__The request__
Extract each line bearing the word "Hauteur".

___ Records supplied ___

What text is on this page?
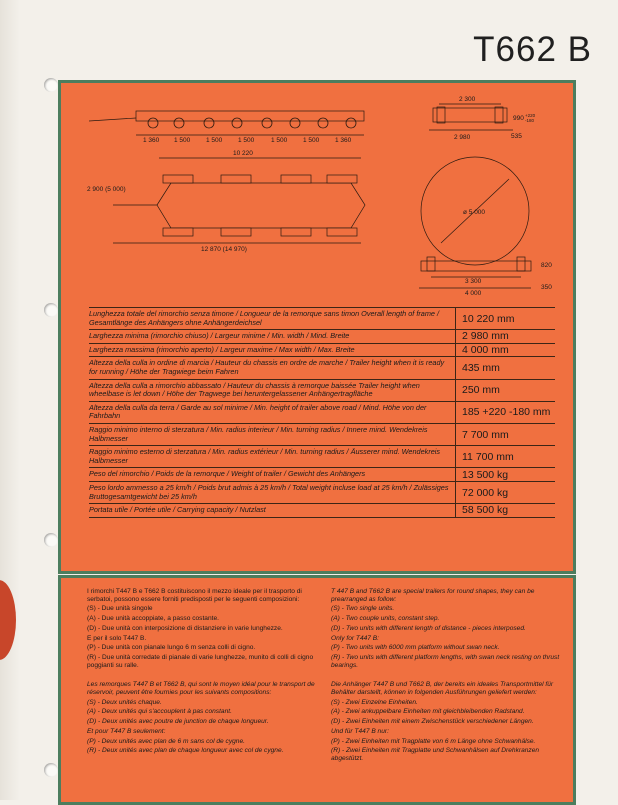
T662 B
1 360 1 500 1 500 1 500	1 500 1 500 1 360
2 300
2 980
990 +220
-180
535
10 220
2 900 (5 000)
12 870 (14 970)
ø 5 000
3 300
4 000
820
350
Lunghezza totale del rimorchio senza timone / Longueur de la remorque sans timon Overall length of frame / Gesamtlänge des Anhängers ohne Anhängerdeichsel	10 220 mm
Larghezza minima (rimorchio chiuso) / Largeur minime / Min. width / Mind. Breite	2 980 mm
Larghezza massima (rimorchio aperto) / Largeur maxime / Max width / Max. Breite	4 000 mm
Altezza della culla in ordine di marcia / Hauteur du chassis en ordre de marche / Trailer height when it is ready for running / Höhe der Tragwiege beim Fahren	435 mm
Altezza della culla a rimorchio abbassato / Hauteur du chassis à remorque baissée Trailer height when wheelbase is let down / Höhe der Tragwege bei heruntergelassener Anhängertragfläche	250 mm
Altezza della culla da terra / Garde au sol minime / Min. height of trailer above road / Mind. Höhe von der Fahrbahn	185 +220 -180 mm
Raggio minimo interno di sterzatura / Min. radius interieur / Min. turning radius / Innere mind. Wendekreis Halbmesser	7 700 mm
Raggio minimo esterno di sterzatura / Min. radius extérieur / Min. turning radius / Äusserer mind. Wendekreis Halbmesser	11 700 mm
Peso del rimorchio / Poids de la remorque / Weight of trailer / Gewicht des Anhängers	13 500 kg
Peso lordo ammesso a 25 km/h / Poids brut admis à 25 km/h / Total weight incluse load at 25 km/h / Zulässiges Bruttogesamtgewicht bei 25 km/h	72 000 kg
Portata utile / Portée utile / Carrying capacity / Nutzlast	58 500 kg

I rimorchi T447 B e T662 B costituiscono il mezzo ideale per il trasporto di serbatoi, possono essere forniti predisposti per le seguenti composizioni:

(S) - Due unità singole

(A) - Due unità accoppiate, a passo costante.

(D) - Due unità con interposizione di distanziere in varie lunghezze.

E per il solo T447 B.

(P) - Due unità con pianale lungo 6 m senza colli di cigno.

(R) - Due unità corredate di pianale di varie lunghezze, munito di colli di cigno poggianti su ralle.

Les remorques T447 B et T662 B, qui sont le moyen idéal pour le transport de réservoir, peuvent être fournies pour les suivants compositions:

(S) - Deux unités chaque.

(A) - Deux unités qui s'accouplent à pas constant.

(D) - Deux unités avec poutre de junction de chaque longueur.

Et pour T447 B seulement:

(P) - Deux unités avec plan de 6 m sans col de cygne.

(R) - Deux unités avec plan de chaque longueur avec col de cygne.

T 447 B and T662 B are special trailers for round shapes, they can be prearranged as follow:

(S) - Two single units.

(A) - Two couple units, constant step.

(D) - Two units with different length of distance - pieces interposed.

Only for T447 B:

(P) - Two units with 6000 mm platform without swan neck.

(R) - Two units with different platform lengths, with swan neck resting on thrust bearings.

Die Anhänger T447 B und T662 B, der bereits ein ideales Transportmittel für Behälter darstellt, können in folgenden Ausführungen geliefert werden:

(S) - Zwei Einzelne Einheiten.

(A) - Zwei ankuppelbare Einheiten mit gleichbleibenden Radstand.

(D) - Zwei Einheiten mit einem Zwischenstück verschiedener Längen.

Und für T447 B nur:

(P) - Zwei Einheiten mit Tragplatte von 6 m Länge ohne Schwanhälse.

(R) - Zwei Einheiten mit Tragplatte und Schwanhälsen auf Drehkranzen abgestützt.
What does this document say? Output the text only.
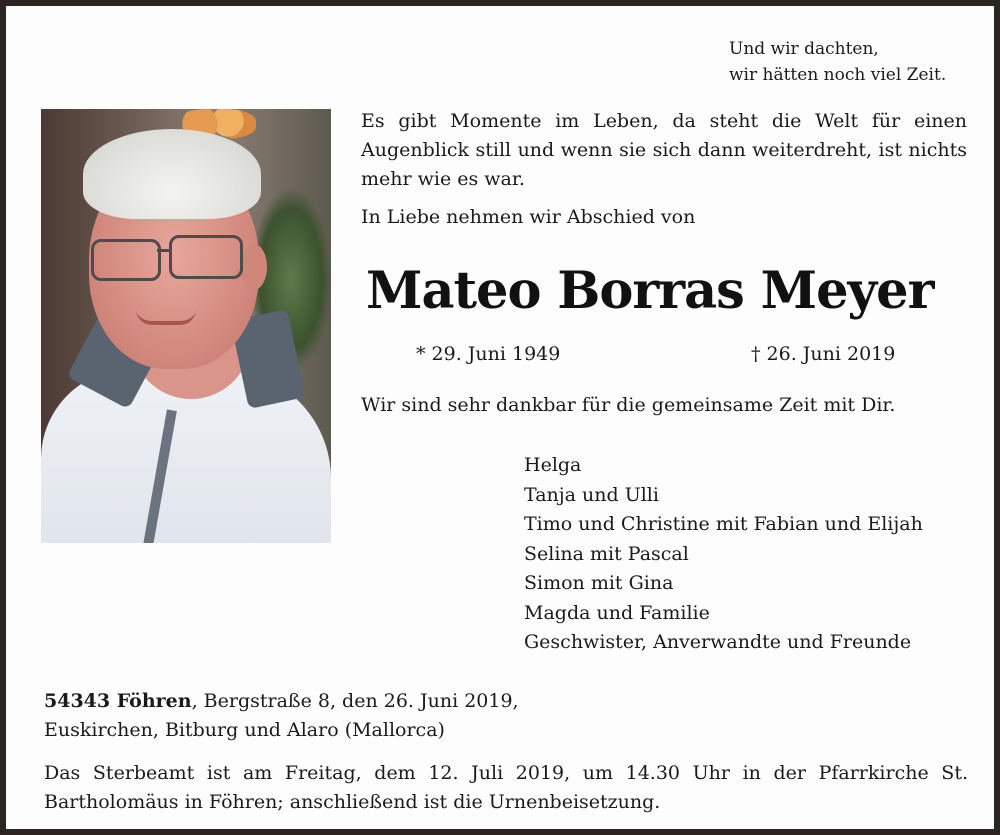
Und wir dachten,
wir hätten noch viel Zeit.

Es gibt Momente im Leben, da steht die Welt für einen Augenblick still und wenn sie sich dann weiterdreht, ist nichts mehr wie es war.

In Liebe nehmen wir Abschied von

Mateo Borras Meyer

* 29. Juni 1949	† 26. Juni 2019

Wir sind sehr dankbar für die gemeinsame Zeit mit Dir.

Helga
Tanja und Ulli
Timo und Christine mit Fabian und Elijah
Selina mit Pascal
Simon mit Gina
Magda und Familie
Geschwister, Anverwandte und Freunde

54343 Föhren, Bergstraße 8, den 26. Juni 2019,

Euskirchen, Bitburg und Alaro (Mallorca)

Das Sterbeamt ist am Freitag, dem 12. Juli 2019, um 14.30 Uhr in der Pfarrkirche St. Bartholomäus in Föhren; anschließend ist die Urnenbeisetzung.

___

__Written answer__
Altezza della culla in ordine di marcia / Hauteur du chassis en ordre de marche / Trailer height when it is ready for running / Höhe der Tragwiege beim Fahren	435 mm
Altezza della culla a rimorchio abbassato / Hauteur du chassis à remorque baissée Trailer height when wheelbase is let down / Höhe der Tragwege bei heruntergelassener Anhängertragfläche	250 mm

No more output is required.